- [Set task]: From the entries below, gather each line containing the word "image".

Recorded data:
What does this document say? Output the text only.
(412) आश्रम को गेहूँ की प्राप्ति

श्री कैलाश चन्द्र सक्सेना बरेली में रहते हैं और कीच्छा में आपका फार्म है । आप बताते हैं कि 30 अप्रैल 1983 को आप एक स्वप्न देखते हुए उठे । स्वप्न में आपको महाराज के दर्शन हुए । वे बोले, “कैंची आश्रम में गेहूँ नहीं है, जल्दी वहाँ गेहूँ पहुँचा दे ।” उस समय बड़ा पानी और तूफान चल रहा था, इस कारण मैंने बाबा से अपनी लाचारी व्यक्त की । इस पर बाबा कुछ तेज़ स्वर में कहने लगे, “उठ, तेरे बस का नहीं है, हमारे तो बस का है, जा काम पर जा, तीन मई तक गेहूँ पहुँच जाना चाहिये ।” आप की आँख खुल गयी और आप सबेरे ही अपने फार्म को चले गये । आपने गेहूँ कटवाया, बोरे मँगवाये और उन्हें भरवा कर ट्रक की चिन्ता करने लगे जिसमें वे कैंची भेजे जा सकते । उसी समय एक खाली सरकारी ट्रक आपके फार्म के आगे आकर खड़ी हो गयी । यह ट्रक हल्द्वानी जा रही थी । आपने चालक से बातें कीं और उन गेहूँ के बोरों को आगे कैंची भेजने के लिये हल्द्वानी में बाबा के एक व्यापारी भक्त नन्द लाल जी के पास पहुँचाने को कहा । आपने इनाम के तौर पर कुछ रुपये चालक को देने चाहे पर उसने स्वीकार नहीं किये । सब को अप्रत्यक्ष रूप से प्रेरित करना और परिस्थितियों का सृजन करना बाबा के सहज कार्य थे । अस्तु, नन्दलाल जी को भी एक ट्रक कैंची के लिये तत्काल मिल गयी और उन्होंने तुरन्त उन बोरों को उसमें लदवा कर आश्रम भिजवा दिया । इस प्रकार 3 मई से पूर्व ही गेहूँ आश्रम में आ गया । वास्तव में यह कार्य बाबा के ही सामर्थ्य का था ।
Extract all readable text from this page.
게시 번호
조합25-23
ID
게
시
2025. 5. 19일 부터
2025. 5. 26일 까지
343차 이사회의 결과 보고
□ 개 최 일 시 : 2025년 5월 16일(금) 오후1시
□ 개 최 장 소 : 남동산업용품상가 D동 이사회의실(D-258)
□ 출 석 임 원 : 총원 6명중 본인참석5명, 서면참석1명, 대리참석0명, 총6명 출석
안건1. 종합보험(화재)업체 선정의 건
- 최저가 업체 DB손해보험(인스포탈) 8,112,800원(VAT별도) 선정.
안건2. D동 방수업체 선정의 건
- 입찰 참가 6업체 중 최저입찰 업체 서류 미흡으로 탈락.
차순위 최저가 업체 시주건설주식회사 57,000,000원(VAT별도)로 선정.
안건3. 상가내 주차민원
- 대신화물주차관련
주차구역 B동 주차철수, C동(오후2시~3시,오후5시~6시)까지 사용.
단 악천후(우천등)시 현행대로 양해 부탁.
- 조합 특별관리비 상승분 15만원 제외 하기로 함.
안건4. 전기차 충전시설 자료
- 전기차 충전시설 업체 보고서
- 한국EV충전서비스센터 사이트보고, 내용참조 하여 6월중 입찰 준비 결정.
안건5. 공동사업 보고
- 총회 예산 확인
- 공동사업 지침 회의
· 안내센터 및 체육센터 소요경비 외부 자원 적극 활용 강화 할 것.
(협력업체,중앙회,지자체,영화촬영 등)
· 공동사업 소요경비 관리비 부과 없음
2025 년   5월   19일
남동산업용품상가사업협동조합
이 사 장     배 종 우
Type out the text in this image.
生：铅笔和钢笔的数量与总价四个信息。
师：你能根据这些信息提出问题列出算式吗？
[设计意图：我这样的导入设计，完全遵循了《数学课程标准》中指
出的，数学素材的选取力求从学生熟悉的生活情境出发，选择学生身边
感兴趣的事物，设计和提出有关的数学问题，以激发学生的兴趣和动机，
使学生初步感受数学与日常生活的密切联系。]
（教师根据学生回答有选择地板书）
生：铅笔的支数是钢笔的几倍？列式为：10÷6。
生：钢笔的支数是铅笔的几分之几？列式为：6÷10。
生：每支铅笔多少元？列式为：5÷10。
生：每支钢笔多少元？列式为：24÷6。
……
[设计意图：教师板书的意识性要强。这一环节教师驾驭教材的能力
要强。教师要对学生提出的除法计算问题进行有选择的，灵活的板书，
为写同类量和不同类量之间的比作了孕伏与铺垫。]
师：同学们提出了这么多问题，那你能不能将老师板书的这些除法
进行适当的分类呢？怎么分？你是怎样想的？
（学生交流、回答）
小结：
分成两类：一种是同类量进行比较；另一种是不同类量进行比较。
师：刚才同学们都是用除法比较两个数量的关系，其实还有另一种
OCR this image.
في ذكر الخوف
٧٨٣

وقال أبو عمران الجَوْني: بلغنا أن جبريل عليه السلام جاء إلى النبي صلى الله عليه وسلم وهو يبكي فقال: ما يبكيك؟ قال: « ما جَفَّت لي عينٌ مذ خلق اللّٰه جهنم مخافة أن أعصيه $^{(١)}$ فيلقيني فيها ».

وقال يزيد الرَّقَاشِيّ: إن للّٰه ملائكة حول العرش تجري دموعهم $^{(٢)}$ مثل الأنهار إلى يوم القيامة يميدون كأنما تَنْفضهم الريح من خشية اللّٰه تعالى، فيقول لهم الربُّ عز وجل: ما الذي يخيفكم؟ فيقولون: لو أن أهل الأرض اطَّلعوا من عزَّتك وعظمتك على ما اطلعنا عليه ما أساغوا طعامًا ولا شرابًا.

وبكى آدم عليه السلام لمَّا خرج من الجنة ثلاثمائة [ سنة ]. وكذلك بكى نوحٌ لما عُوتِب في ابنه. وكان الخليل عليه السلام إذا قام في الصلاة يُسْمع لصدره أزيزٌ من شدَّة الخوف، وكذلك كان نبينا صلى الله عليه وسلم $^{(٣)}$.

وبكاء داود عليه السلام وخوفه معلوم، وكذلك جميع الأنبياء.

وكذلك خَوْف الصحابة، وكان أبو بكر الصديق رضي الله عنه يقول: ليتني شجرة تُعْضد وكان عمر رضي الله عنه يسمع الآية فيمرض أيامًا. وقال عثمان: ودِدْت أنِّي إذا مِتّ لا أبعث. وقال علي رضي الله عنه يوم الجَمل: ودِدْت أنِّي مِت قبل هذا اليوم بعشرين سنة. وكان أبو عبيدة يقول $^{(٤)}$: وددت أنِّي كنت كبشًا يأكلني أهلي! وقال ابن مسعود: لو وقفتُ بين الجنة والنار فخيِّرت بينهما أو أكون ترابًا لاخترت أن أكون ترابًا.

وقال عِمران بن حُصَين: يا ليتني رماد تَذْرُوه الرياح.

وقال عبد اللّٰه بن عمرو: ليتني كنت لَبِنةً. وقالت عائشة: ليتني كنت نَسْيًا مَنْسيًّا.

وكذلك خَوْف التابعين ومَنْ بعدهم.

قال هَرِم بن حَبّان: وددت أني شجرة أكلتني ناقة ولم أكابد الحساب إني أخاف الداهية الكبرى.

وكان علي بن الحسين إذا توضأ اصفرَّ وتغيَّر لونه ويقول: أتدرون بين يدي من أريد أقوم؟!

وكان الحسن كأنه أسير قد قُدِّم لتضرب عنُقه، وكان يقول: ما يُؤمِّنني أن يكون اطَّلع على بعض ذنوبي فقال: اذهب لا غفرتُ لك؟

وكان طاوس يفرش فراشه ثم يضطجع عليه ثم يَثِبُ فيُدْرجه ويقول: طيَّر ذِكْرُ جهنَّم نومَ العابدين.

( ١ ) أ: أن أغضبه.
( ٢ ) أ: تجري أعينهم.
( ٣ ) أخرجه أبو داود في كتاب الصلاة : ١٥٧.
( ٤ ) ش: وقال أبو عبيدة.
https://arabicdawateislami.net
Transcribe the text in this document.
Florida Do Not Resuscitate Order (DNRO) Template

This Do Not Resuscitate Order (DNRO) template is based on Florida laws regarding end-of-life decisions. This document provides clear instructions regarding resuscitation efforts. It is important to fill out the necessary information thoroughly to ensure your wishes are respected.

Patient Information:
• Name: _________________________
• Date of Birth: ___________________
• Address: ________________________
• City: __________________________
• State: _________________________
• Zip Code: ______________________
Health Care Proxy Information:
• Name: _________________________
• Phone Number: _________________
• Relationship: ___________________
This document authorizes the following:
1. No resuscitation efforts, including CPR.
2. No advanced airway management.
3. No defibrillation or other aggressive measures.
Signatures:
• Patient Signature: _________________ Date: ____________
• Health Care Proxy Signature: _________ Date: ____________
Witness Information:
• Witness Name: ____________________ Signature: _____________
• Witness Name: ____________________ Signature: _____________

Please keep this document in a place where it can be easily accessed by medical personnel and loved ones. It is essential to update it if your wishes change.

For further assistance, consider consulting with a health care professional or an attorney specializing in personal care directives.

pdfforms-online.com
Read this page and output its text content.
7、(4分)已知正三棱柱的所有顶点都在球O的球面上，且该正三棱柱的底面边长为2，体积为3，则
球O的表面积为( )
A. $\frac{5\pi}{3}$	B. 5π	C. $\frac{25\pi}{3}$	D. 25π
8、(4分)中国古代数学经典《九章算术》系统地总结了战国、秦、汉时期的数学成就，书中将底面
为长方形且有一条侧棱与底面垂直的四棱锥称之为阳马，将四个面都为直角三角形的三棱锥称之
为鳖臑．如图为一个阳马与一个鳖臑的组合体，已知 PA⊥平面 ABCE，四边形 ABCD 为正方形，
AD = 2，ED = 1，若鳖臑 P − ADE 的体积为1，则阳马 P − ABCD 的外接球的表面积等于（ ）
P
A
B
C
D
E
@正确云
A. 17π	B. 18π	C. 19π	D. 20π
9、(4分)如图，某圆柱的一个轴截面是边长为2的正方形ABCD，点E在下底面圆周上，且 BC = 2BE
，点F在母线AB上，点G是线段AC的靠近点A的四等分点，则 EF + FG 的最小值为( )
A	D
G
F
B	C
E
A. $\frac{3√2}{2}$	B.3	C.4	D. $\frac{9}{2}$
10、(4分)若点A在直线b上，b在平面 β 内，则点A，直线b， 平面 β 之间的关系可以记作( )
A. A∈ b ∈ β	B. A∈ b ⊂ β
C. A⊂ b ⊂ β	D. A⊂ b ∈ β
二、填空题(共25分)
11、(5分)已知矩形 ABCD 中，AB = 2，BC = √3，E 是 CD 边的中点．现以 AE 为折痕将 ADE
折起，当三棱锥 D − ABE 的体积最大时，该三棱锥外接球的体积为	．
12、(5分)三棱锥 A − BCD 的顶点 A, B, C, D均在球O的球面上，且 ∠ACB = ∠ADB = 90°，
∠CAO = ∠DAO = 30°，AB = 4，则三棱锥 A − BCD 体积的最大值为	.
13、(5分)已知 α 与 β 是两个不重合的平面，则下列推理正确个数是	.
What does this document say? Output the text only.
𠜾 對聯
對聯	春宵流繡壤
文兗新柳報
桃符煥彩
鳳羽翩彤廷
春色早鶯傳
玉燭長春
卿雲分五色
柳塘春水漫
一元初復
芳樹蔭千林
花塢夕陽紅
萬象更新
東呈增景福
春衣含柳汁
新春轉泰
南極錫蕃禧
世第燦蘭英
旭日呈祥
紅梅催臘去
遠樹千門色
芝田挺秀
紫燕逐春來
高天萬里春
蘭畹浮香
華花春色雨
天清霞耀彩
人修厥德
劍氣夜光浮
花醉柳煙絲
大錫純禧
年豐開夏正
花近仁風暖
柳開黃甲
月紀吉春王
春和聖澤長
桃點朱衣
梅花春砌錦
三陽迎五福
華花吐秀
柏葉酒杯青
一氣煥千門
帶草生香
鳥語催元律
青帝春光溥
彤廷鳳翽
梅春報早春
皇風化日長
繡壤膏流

- [Solution to the exercise]:
Type out the text in this image.
OCR this image.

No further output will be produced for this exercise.